- _Given instruction_
Filter the records below for the word "JSON". Copy each line that holds it.

- _Source material_
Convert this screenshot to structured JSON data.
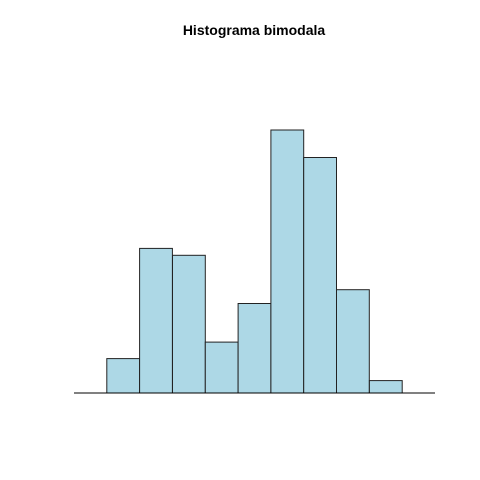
{
  "chart_data": {
    "type": "bar",
    "title": "Histograma bimodala",
    "xlabel": "",
    "ylabel": "",
    "x_range": [
      0,
      11
    ],
    "bins": [
      {
        "start": 1,
        "end": 2,
        "count": 2.5
      },
      {
        "start": 2,
        "end": 3,
        "count": 10.5
      },
      {
        "start": 3,
        "end": 4,
        "count": 10
      },
      {
        "start": 4,
        "end": 5,
        "count": 3.7
      },
      {
        "start": 5,
        "end": 6,
        "count": 6.5
      },
      {
        "start": 6,
        "end": 7,
        "count": 19.1
      },
      {
        "start": 7,
        "end": 8,
        "count": 17.1
      },
      {
        "start": 8,
        "end": 9,
        "count": 7.5
      },
      {
        "start": 9,
        "end": 10,
        "count": 0.9
      }
    ],
    "ylim": [
      0,
      19.1
    ],
    "bar_color": "#ADD8E6",
    "border_color": "#222222",
    "axes_shown": false,
    "grid": false
  }
}
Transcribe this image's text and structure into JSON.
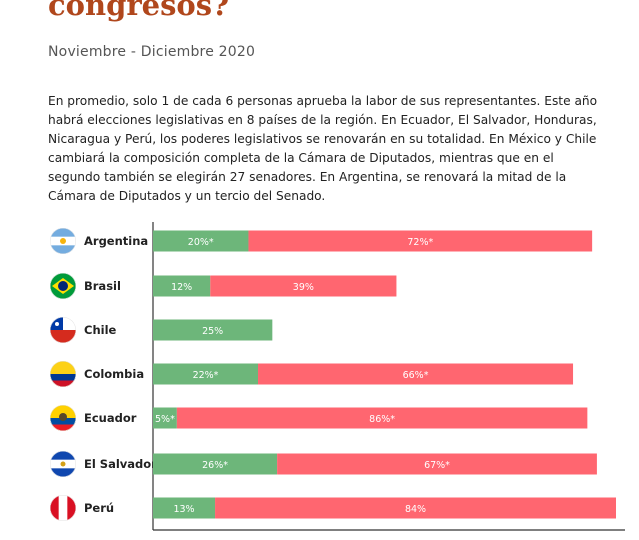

- _Task solution_
Convert this screenshot to structured JSON data.
Transcribe this image's text and structure into JSON.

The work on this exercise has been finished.